Task details. Locate the line that contains "Extract all readable text from this page." in the data that follows. Copy it and every subsequent line to the end, exactly, excluding pictures.

Recorded data.

* START *

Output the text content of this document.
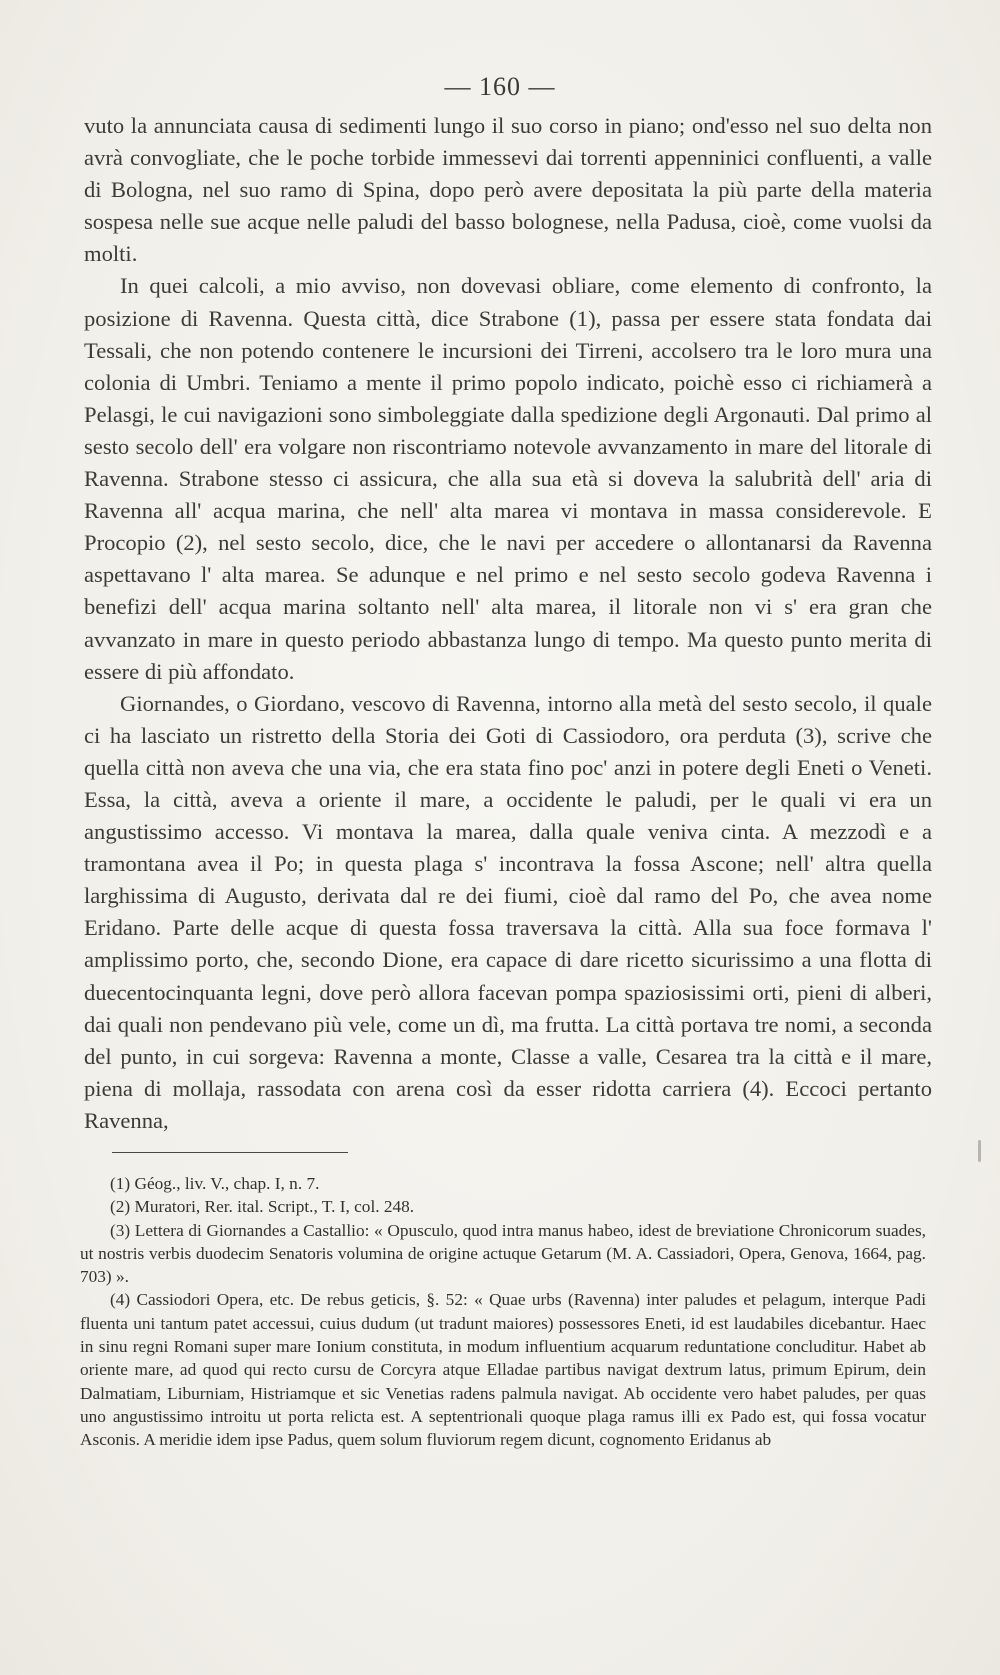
— 160 —

vuto la annunciata causa di sedimenti lungo il suo corso in piano; ond'esso nel suo delta non avrà convogliate, che le poche torbide immessevi dai torrenti appenninici confluenti, a valle di Bologna, nel suo ramo di Spina, dopo però avere depositata la più parte della materia sospesa nelle sue acque nelle paludi del basso bolognese, nella Padusa, cioè, come vuolsi da molti.

In quei calcoli, a mio avviso, non dovevasi obliare, come elemento di confronto, la posizione di Ravenna. Questa città, dice Strabone (1), passa per essere stata fondata dai Tessali, che non potendo contenere le incursioni dei Tirreni, accolsero tra le loro mura una colonia di Umbri. Teniamo a mente il primo popolo indicato, poichè esso ci richiamerà a Pelasgi, le cui navigazioni sono simboleggiate dalla spedizione degli Argonauti. Dal primo al sesto secolo dell' era volgare non riscontriamo notevole avvanzamento in mare del litorale di Ravenna. Strabone stesso ci assicura, che alla sua età si doveva la salubrità dell' aria di Ravenna all' acqua marina, che nell' alta marea vi montava in massa considerevole. E Procopio (2), nel sesto secolo, dice, che le navi per accedere o allontanarsi da Ravenna aspettavano l' alta marea. Se adunque e nel primo e nel sesto secolo godeva Ravenna i benefizi dell' acqua marina soltanto nell' alta marea, il litorale non vi s' era gran che avvanzato in mare in questo periodo abbastanza lungo di tempo. Ma questo punto merita di essere di più affondato.

Giornandes, o Giordano, vescovo di Ravenna, intorno alla metà del sesto secolo, il quale ci ha lasciato un ristretto della Storia dei Goti di Cassiodoro, ora perduta (3), scrive che quella città non aveva che una via, che era stata fino poc' anzi in potere degli Eneti o Veneti. Essa, la città, aveva a oriente il mare, a occidente le paludi, per le quali vi era un angustissimo accesso. Vi montava la marea, dalla quale veniva cinta. A mezzodì e a tramontana avea il Po; in questa plaga s' incontrava la fossa Ascone; nell' altra quella larghissima di Augusto, derivata dal re dei fiumi, cioè dal ramo del Po, che avea nome Eridano. Parte delle acque di questa fossa traversava la città. Alla sua foce formava l' amplissimo porto, che, secondo Dione, era capace di dare ricetto sicurissimo a una flotta di duecentocinquanta legni, dove però allora facevan pompa spaziosissimi orti, pieni di alberi, dai quali non pendevano più vele, come un dì, ma frutta. La città portava tre nomi, a seconda del punto, in cui sorgeva: Ravenna a monte, Classe a valle, Cesarea tra la città e il mare, piena di mollaja, rassodata con arena così da esser ridotta carriera (4). Eccoci pertanto Ravenna,

(1) Géog., liv. V., chap. I, n. 7.

(2) Muratori, Rer. ital. Script., T. I, col. 248.

(3) Lettera di Giornandes a Castallio: « Opusculo, quod intra manus habeo, idest de breviatione Chronicorum suades, ut nostris verbis duodecim Senatoris volumina de origine actuque Getarum (M. A. Cassiadori, Opera, Genova, 1664, pag. 703) ».

(4) Cassiodori Opera, etc. De rebus geticis, §. 52: « Quae urbs (Ravenna) inter paludes et pelagum, interque Padi fluenta uni tantum patet accessui, cuius dudum (ut tradunt maiores) possessores Eneti, id est laudabiles dicebantur. Haec in sinu regni Romani super mare Ionium constituta, in modum influentium acquarum reduntatione concluditur. Habet ab oriente mare, ad quod qui recto cursu de Corcyra atque Elladae partibus navigat dextrum latus, primum Epirum, dein Dalmatiam, Liburniam, Histriamque et sic Venetias radens palmula navigat. Ab occidente vero habet paludes, per quas uno angustissimo introitu ut porta relicta est. A septentrionali quoque plaga ramus illi ex Pado est, qui fossa vocatur Asconis. A meridie idem ipse Padus, quem solum fluviorum regem dicunt, cognomento Eridanus ab
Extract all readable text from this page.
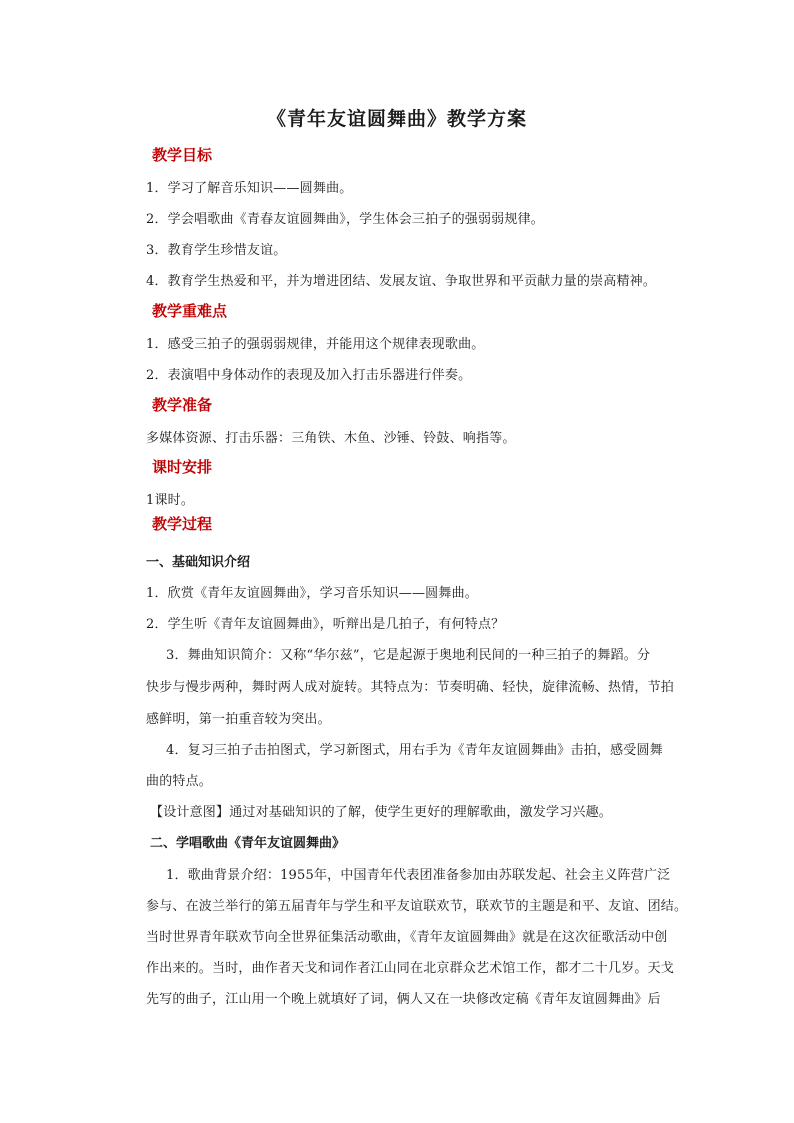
《青年友谊圆舞曲》教学方案
教学目标
1．学习了解音乐知识——圆舞曲。
2．学会唱歌曲《青春友谊圆舞曲》，学生体会三拍子的强弱弱规律。
3．教育学生珍惜友谊。
4．教育学生热爱和平，并为增进团结、发展友谊、争取世界和平贡献力量的崇高精神。
教学重难点
1．感受三拍子的强弱弱规律，并能用这个规律表现歌曲。
2．表演唱中身体动作的表现及加入打击乐器进行伴奏。
教学准备
多媒体资源、打击乐器：三角铁、木鱼、沙锤、铃鼓、响指等。
课时安排
1课时。
教学过程
一、基础知识介绍
1．欣赏《青年友谊圆舞曲》，学习音乐知识——圆舞曲。
2．学生听《青年友谊圆舞曲》，听辩出是几拍子，有何特点？
3．舞曲知识简介：又称“华尔兹”，它是起源于奥地利民间的一种三拍子的舞蹈。分
快步与慢步两种，舞时两人成对旋转。其特点为：节奏明确、轻快，旋律流畅、热情，节拍
感鲜明，第一拍重音较为突出。
4．复习三拍子击拍图式，学习新图式，用右手为《青年友谊圆舞曲》击拍，感受圆舞
曲的特点。
【设计意图】通过对基础知识的了解，使学生更好的理解歌曲，激发学习兴趣。
二、学唱歌曲《青年友谊圆舞曲》
1．歌曲背景介绍：1955年，中国青年代表团准备参加由苏联发起、社会主义阵营广泛
参与、在波兰举行的第五届青年与学生和平友谊联欢节，联欢节的主题是和平、友谊、团结。
当时世界青年联欢节向全世界征集活动歌曲，《青年友谊圆舞曲》就是在这次征歌活动中创
作出来的。当时，曲作者天戈和词作者江山同在北京群众艺术馆工作，都才二十几岁。天戈
先写的曲子，江山用一个晚上就填好了词，俩人又在一块修改定稿《青年友谊圆舞曲》后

* END *

Task solution.
Extract all readable text from this page.
《青年友谊圆舞曲》教学方案
教学目标
1．学习了解音乐知识——圆舞曲。
2．学会唱歌曲《青春友谊圆舞曲》，学生体会三拍子的强弱弱规律。
3．教育学生珍惜友谊。
4．教育学生热爱和平，并为增进团结、发展友谊、争取世界和平贡献力量的崇高精神。
教学重难点
1．感受三拍子的强弱弱规律，并能用这个规律表现歌曲。
2．表演唱中身体动作的表现及加入打击乐器进行伴奏。
教学准备
多媒体资源、打击乐器：三角铁、木鱼、沙锤、铃鼓、响指等。
课时安排
1课时。
教学过程
一、基础知识介绍
1．欣赏《青年友谊圆舞曲》，学习音乐知识——圆舞曲。
2．学生听《青年友谊圆舞曲》，听辩出是几拍子，有何特点？
3．舞曲知识简介：又称“华尔兹”，它是起源于奥地利民间的一种三拍子的舞蹈。分
快步与慢步两种，舞时两人成对旋转。其特点为：节奏明确、轻快，旋律流畅、热情，节拍
感鲜明，第一拍重音较为突出。
4．复习三拍子击拍图式，学习新图式，用右手为《青年友谊圆舞曲》击拍，感受圆舞
曲的特点。
【设计意图】通过对基础知识的了解，使学生更好的理解歌曲，激发学习兴趣。
二、学唱歌曲《青年友谊圆舞曲》
1．歌曲背景介绍：1955年，中国青年代表团准备参加由苏联发起、社会主义阵营广泛
参与、在波兰举行的第五届青年与学生和平友谊联欢节，联欢节的主题是和平、友谊、团结。
当时世界青年联欢节向全世界征集活动歌曲，《青年友谊圆舞曲》就是在这次征歌活动中创
作出来的。当时，曲作者天戈和词作者江山同在北京群众艺术馆工作，都才二十几岁。天戈
先写的曲子，江山用一个晚上就填好了词，俩人又在一块修改定稿《青年友谊圆舞曲》后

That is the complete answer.